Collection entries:
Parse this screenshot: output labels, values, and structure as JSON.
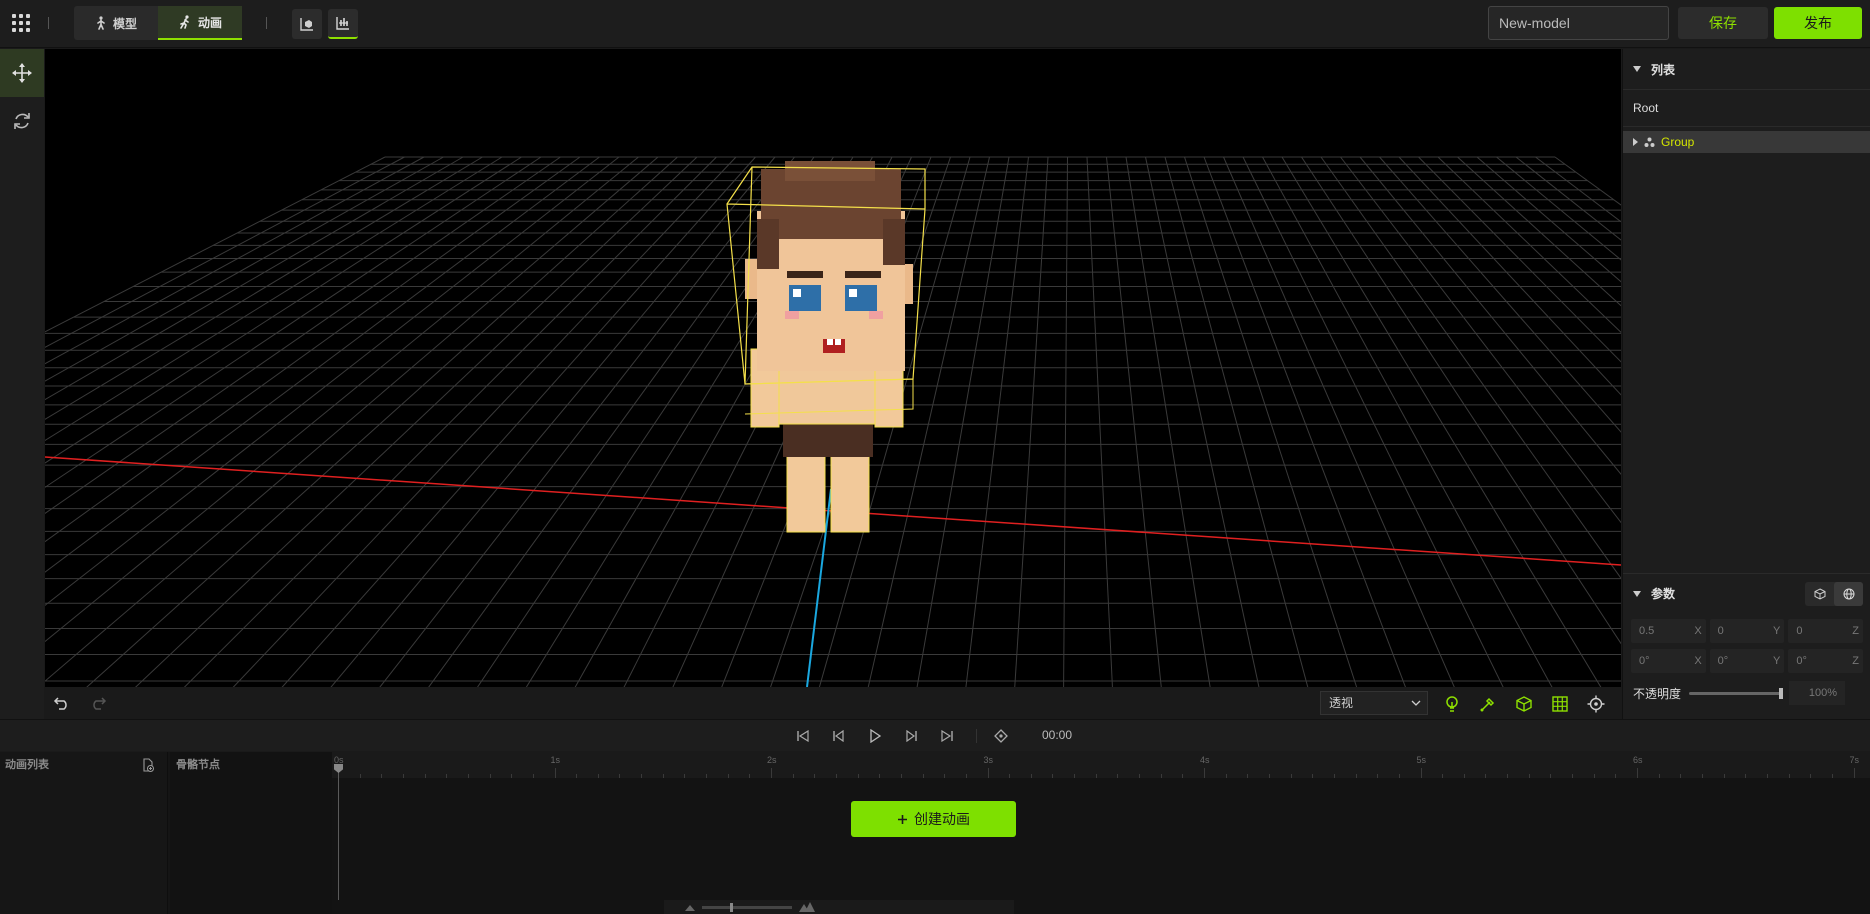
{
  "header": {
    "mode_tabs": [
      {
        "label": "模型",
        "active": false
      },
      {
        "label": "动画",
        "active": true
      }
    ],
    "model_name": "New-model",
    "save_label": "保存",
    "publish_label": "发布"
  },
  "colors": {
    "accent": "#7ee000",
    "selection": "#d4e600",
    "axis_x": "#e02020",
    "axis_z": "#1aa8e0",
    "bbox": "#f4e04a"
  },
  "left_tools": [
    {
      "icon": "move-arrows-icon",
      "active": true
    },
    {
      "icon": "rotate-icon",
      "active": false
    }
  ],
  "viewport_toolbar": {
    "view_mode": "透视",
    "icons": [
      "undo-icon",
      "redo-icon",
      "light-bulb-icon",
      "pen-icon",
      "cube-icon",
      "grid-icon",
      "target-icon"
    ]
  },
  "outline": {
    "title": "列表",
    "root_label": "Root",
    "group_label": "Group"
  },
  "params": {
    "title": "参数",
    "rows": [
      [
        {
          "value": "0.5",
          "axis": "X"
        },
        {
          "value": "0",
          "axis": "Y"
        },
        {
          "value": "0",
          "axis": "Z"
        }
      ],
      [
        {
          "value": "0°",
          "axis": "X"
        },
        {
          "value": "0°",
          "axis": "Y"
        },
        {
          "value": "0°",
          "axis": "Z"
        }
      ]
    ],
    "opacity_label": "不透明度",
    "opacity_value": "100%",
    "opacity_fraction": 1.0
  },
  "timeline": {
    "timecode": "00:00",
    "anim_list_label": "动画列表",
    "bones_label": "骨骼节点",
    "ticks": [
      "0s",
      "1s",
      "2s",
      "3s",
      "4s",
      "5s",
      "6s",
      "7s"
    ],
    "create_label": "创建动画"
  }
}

Given problem ▸ Exact duplication of all the records is required; pictures are omitted from the copy.

Solved exercise ▸
Parse this screenshot: output labels, values, and structure as JSON.
{
  "header": {
    "mode_tabs": [
      {
        "label": "模型",
        "active": false
      },
      {
        "label": "动画",
        "active": true
      }
    ],
    "model_name": "New-model",
    "save_label": "保存",
    "publish_label": "发布"
  },
  "colors": {
    "accent": "#7ee000",
    "selection": "#d4e600",
    "axis_x": "#e02020",
    "axis_z": "#1aa8e0",
    "bbox": "#f4e04a"
  },
  "left_tools": [
    {
      "icon": "move-arrows-icon",
      "active": true
    },
    {
      "icon": "rotate-icon",
      "active": false
    }
  ],
  "viewport_toolbar": {
    "view_mode": "透视",
    "icons": [
      "undo-icon",
      "redo-icon",
      "light-bulb-icon",
      "pen-icon",
      "cube-icon",
      "grid-icon",
      "target-icon"
    ]
  },
  "outline": {
    "title": "列表",
    "root_label": "Root",
    "group_label": "Group"
  },
  "params": {
    "title": "参数",
    "rows": [
      [
        {
          "value": "0.5",
          "axis": "X"
        },
        {
          "value": "0",
          "axis": "Y"
        },
        {
          "value": "0",
          "axis": "Z"
        }
      ],
      [
        {
          "value": "0°",
          "axis": "X"
        },
        {
          "value": "0°",
          "axis": "Y"
        },
        {
          "value": "0°",
          "axis": "Z"
        }
      ]
    ],
    "opacity_label": "不透明度",
    "opacity_value": "100%",
    "opacity_fraction": 1.0
  },
  "timeline": {
    "timecode": "00:00",
    "anim_list_label": "动画列表",
    "bones_label": "骨骼节点",
    "ticks": [
      "0s",
      "1s",
      "2s",
      "3s",
      "4s",
      "5s",
      "6s",
      "7s"
    ],
    "create_label": "创建动画"
  }
}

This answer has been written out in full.